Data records

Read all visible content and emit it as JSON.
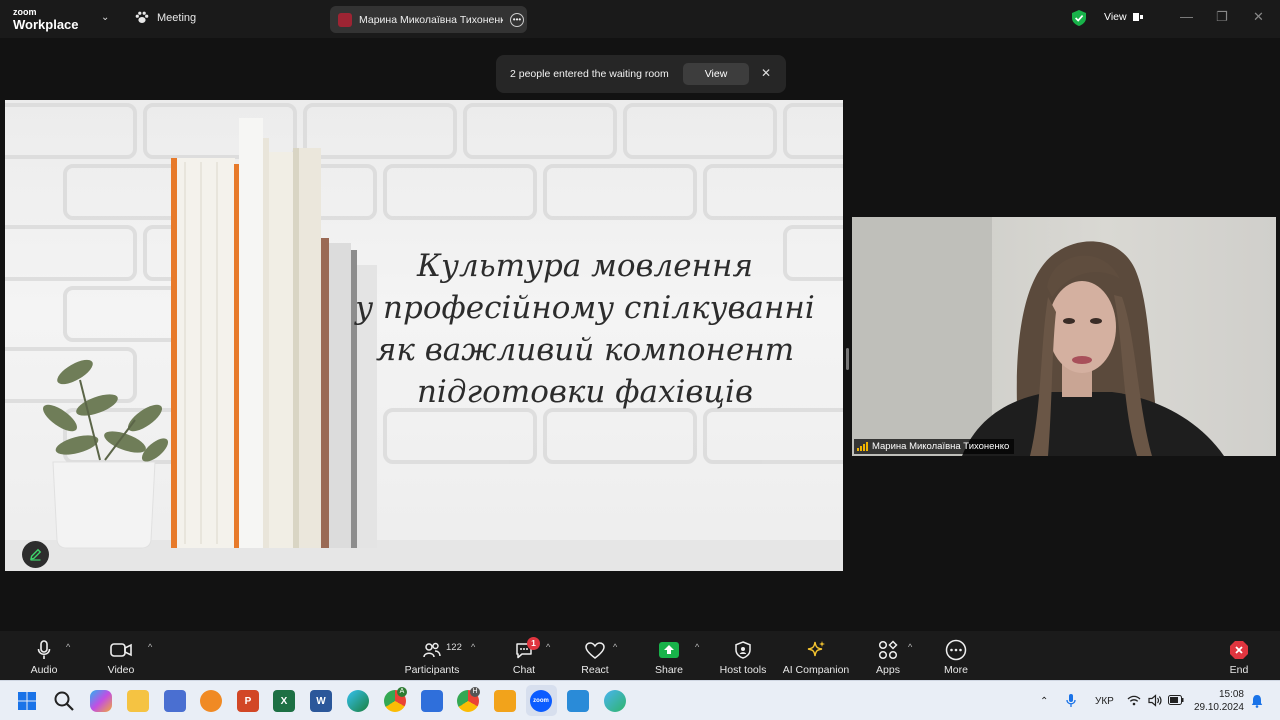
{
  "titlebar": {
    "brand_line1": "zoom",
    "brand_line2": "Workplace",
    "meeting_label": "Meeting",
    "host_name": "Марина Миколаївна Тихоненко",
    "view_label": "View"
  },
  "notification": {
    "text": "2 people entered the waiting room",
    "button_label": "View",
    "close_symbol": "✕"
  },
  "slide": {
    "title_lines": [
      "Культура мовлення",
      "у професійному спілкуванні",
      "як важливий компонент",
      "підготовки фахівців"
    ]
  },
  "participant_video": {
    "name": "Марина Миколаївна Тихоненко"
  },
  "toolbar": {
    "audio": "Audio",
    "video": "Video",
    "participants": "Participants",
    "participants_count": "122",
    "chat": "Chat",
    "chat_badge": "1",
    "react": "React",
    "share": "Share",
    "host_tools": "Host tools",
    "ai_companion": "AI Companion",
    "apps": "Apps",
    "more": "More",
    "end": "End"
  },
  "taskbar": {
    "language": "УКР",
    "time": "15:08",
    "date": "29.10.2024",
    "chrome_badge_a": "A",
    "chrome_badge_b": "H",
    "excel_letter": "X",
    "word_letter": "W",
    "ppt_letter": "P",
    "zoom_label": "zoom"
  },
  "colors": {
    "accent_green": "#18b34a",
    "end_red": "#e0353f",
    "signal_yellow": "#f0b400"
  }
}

[REQUIREMENT]
Every entry must be reproduced exactly, with the images left out.

[CORRECT RESPONSE]
Read all visible content and emit it as JSON.
{
  "titlebar": {
    "brand_line1": "zoom",
    "brand_line2": "Workplace",
    "meeting_label": "Meeting",
    "host_name": "Марина Миколаївна Тихоненко",
    "view_label": "View"
  },
  "notification": {
    "text": "2 people entered the waiting room",
    "button_label": "View",
    "close_symbol": "✕"
  },
  "slide": {
    "title_lines": [
      "Культура мовлення",
      "у професійному спілкуванні",
      "як важливий компонент",
      "підготовки фахівців"
    ]
  },
  "participant_video": {
    "name": "Марина Миколаївна Тихоненко"
  },
  "toolbar": {
    "audio": "Audio",
    "video": "Video",
    "participants": "Participants",
    "participants_count": "122",
    "chat": "Chat",
    "chat_badge": "1",
    "react": "React",
    "share": "Share",
    "host_tools": "Host tools",
    "ai_companion": "AI Companion",
    "apps": "Apps",
    "more": "More",
    "end": "End"
  },
  "taskbar": {
    "language": "УКР",
    "time": "15:08",
    "date": "29.10.2024",
    "chrome_badge_a": "A",
    "chrome_badge_b": "H",
    "excel_letter": "X",
    "word_letter": "W",
    "ppt_letter": "P",
    "zoom_label": "zoom"
  },
  "colors": {
    "accent_green": "#18b34a",
    "end_red": "#e0353f",
    "signal_yellow": "#f0b400"
  }
}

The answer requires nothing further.